* **Given instruction**: Go through the records below line by line. Count the lines with "Ialumb" and give the count alone.

* **Data listing**:
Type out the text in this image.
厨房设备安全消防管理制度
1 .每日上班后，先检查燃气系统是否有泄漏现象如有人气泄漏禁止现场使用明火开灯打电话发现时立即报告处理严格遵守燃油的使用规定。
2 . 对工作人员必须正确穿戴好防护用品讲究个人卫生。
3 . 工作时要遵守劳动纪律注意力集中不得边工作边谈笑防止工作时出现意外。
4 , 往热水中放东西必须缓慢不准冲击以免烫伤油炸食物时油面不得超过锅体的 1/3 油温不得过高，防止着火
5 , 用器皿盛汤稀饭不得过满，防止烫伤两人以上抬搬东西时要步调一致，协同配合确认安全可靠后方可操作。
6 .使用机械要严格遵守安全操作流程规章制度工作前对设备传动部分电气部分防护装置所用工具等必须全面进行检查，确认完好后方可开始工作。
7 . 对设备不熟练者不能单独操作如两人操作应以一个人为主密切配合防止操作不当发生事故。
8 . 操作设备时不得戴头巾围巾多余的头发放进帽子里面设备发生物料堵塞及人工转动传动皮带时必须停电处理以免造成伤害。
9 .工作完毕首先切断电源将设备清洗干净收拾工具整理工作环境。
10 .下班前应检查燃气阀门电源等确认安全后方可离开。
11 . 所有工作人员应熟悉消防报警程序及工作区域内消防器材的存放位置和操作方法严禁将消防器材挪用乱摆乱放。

--

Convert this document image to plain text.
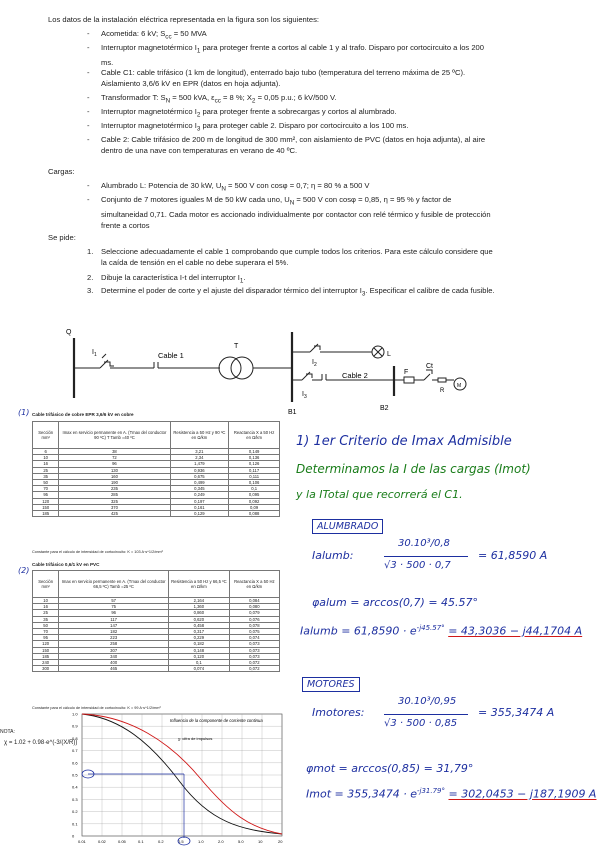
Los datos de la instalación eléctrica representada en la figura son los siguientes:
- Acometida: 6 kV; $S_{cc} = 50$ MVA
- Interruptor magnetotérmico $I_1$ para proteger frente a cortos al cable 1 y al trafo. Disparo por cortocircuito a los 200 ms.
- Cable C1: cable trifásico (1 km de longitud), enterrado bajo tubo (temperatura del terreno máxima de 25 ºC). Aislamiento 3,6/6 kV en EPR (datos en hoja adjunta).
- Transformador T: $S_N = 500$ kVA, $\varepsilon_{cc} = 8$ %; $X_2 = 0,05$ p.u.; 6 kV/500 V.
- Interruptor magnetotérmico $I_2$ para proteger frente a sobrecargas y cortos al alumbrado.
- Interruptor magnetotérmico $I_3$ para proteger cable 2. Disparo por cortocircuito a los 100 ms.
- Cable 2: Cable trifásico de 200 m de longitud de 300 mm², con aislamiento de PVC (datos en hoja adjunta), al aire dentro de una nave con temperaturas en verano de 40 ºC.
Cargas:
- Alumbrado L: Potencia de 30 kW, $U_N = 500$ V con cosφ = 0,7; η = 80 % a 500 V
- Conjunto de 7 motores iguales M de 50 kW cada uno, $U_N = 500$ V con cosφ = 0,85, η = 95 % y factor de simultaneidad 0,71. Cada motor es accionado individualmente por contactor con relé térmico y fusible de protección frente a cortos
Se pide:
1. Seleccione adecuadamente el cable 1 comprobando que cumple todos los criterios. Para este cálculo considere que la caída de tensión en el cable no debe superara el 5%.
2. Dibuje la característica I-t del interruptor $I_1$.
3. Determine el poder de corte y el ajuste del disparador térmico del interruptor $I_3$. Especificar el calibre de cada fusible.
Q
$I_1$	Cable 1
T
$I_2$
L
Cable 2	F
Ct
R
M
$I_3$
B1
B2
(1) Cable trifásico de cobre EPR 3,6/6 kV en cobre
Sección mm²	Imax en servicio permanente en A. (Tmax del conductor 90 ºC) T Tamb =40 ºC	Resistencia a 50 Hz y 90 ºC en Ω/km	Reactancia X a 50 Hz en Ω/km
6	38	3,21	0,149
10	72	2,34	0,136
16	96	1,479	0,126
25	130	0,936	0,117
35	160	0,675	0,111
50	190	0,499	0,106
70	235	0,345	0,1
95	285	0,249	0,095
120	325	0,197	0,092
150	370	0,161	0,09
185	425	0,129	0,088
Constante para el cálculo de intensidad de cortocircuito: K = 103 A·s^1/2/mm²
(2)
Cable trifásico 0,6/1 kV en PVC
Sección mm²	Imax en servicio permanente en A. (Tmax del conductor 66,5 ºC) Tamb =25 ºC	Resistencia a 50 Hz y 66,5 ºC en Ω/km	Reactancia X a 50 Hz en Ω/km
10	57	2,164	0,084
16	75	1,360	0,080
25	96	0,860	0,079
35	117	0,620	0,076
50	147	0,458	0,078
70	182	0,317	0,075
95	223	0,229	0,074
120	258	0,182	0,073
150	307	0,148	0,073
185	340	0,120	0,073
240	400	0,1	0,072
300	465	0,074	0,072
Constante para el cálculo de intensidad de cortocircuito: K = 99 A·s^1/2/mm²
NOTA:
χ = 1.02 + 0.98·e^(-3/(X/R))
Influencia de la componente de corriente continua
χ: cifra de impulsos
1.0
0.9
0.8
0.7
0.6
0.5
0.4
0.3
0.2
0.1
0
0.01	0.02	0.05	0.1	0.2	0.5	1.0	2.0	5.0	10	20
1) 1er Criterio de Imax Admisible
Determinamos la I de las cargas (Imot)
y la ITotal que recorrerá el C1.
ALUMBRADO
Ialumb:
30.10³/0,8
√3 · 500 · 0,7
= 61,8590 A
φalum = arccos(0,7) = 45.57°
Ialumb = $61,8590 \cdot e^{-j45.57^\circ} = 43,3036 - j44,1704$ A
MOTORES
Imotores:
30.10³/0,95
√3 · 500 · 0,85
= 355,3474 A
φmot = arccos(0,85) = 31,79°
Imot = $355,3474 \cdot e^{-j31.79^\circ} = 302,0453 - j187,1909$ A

==

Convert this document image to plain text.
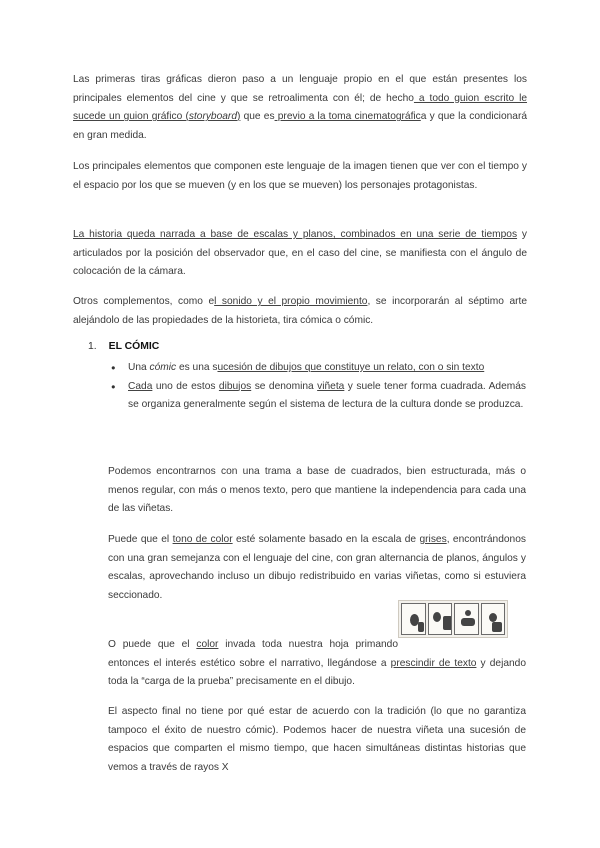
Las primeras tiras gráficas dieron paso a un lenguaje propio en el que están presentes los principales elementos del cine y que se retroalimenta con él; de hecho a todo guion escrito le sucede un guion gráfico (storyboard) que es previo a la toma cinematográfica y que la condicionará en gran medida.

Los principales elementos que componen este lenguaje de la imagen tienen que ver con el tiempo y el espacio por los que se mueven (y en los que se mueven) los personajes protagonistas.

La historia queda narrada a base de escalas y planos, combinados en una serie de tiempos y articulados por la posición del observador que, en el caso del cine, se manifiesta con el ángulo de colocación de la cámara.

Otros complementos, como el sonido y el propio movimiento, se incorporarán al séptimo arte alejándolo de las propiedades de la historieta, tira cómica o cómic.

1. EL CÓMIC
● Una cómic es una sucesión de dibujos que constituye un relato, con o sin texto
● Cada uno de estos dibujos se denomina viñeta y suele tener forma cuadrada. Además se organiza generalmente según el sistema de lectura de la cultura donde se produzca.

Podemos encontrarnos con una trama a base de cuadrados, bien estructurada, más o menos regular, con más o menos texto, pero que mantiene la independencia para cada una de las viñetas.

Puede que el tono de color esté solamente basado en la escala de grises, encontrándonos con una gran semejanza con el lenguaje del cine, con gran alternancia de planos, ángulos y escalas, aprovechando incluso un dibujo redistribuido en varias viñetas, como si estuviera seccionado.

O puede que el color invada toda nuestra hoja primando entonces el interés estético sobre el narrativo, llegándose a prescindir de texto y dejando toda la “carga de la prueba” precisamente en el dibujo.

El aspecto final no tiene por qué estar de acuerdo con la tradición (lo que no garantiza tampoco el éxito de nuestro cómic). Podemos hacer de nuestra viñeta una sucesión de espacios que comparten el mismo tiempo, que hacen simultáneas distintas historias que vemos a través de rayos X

* **Result**: 2